▶ **Required task**:
Gather, from the listing beneath this task, every line holding the string "Berichte".

┌────────

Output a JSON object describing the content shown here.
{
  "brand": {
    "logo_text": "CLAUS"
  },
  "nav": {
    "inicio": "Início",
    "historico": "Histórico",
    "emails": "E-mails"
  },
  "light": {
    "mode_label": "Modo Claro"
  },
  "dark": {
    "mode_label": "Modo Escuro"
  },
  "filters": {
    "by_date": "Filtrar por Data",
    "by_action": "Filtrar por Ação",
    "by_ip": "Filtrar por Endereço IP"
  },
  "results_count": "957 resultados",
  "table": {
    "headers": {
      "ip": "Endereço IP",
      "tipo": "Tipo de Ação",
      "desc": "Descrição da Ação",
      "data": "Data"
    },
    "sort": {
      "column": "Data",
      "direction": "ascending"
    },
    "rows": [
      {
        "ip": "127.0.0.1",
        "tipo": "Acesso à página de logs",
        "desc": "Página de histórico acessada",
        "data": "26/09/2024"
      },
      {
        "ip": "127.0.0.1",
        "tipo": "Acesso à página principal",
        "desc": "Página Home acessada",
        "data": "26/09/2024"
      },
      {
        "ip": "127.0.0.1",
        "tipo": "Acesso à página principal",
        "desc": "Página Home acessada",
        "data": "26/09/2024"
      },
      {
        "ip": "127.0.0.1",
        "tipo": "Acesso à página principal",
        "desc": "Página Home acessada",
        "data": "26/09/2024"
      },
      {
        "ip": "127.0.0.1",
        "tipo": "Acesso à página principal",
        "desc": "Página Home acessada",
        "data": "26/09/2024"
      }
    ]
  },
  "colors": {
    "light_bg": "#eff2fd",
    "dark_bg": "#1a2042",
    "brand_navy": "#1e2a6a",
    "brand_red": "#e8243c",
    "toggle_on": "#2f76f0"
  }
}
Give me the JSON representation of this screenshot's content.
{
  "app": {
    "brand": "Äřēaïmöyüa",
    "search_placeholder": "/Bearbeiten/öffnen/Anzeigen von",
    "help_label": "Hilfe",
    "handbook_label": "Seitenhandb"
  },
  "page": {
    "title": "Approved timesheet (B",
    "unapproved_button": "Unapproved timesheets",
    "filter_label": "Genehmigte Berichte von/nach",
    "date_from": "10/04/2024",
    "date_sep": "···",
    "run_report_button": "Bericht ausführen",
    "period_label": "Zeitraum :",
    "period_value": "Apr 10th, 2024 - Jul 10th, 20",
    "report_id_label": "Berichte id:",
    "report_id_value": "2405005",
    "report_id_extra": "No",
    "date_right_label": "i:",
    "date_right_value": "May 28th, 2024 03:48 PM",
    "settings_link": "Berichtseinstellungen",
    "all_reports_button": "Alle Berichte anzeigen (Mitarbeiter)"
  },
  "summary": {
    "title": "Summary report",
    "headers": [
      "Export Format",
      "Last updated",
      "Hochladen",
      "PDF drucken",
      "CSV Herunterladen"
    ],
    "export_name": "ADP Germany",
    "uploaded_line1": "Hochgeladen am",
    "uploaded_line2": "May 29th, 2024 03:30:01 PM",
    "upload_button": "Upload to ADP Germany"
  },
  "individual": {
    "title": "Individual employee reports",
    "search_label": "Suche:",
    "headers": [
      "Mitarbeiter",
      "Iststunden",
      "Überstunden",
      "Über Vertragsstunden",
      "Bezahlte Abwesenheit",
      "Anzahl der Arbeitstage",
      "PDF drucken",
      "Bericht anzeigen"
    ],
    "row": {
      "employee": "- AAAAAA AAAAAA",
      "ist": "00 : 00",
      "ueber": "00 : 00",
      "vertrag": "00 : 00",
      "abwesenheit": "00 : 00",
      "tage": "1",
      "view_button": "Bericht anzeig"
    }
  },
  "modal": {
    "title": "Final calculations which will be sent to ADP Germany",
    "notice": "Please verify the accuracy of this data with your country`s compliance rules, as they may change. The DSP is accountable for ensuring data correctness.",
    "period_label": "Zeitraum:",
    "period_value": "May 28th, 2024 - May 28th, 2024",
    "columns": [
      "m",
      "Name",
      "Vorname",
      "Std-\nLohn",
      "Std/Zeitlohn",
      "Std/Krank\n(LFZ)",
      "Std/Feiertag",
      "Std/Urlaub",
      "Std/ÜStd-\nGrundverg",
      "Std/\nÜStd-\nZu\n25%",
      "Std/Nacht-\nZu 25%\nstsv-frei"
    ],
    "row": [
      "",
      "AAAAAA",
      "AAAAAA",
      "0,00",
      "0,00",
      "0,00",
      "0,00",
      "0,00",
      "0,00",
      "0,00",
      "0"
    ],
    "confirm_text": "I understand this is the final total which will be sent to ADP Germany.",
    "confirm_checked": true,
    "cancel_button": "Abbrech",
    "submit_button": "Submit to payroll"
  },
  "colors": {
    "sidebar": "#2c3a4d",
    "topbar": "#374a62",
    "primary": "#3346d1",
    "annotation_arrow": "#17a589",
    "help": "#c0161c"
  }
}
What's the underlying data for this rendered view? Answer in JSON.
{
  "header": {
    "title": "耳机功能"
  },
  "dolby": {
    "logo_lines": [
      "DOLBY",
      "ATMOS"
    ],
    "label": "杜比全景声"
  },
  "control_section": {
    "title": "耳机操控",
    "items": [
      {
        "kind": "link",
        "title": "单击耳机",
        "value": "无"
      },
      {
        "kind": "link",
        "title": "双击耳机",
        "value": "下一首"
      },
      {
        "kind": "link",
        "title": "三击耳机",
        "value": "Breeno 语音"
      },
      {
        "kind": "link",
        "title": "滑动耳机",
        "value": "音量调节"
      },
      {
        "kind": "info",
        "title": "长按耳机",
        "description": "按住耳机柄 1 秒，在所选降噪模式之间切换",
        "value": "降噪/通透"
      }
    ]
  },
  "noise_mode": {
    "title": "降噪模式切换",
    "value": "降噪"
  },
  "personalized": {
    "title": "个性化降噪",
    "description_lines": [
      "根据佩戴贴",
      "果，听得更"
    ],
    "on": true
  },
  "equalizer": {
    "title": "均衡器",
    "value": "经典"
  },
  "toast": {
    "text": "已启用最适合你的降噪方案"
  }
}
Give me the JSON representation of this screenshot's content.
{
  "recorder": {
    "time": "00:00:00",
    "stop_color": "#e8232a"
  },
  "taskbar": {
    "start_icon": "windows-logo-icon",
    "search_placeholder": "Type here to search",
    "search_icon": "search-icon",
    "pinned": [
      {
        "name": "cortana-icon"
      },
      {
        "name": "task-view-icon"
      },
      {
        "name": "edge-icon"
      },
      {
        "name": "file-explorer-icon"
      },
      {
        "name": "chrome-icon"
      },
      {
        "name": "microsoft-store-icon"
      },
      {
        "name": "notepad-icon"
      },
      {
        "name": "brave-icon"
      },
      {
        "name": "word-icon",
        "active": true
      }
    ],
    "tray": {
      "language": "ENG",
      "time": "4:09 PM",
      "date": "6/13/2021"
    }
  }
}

└────────

▶ **Exercise output**:
    "filter_label": "Genehmigte Berichte von/nach",
    "report_id_label": "Berichte id:",
    "all_reports_button": "Alle Berichte anzeigen (Mitarbeiter)"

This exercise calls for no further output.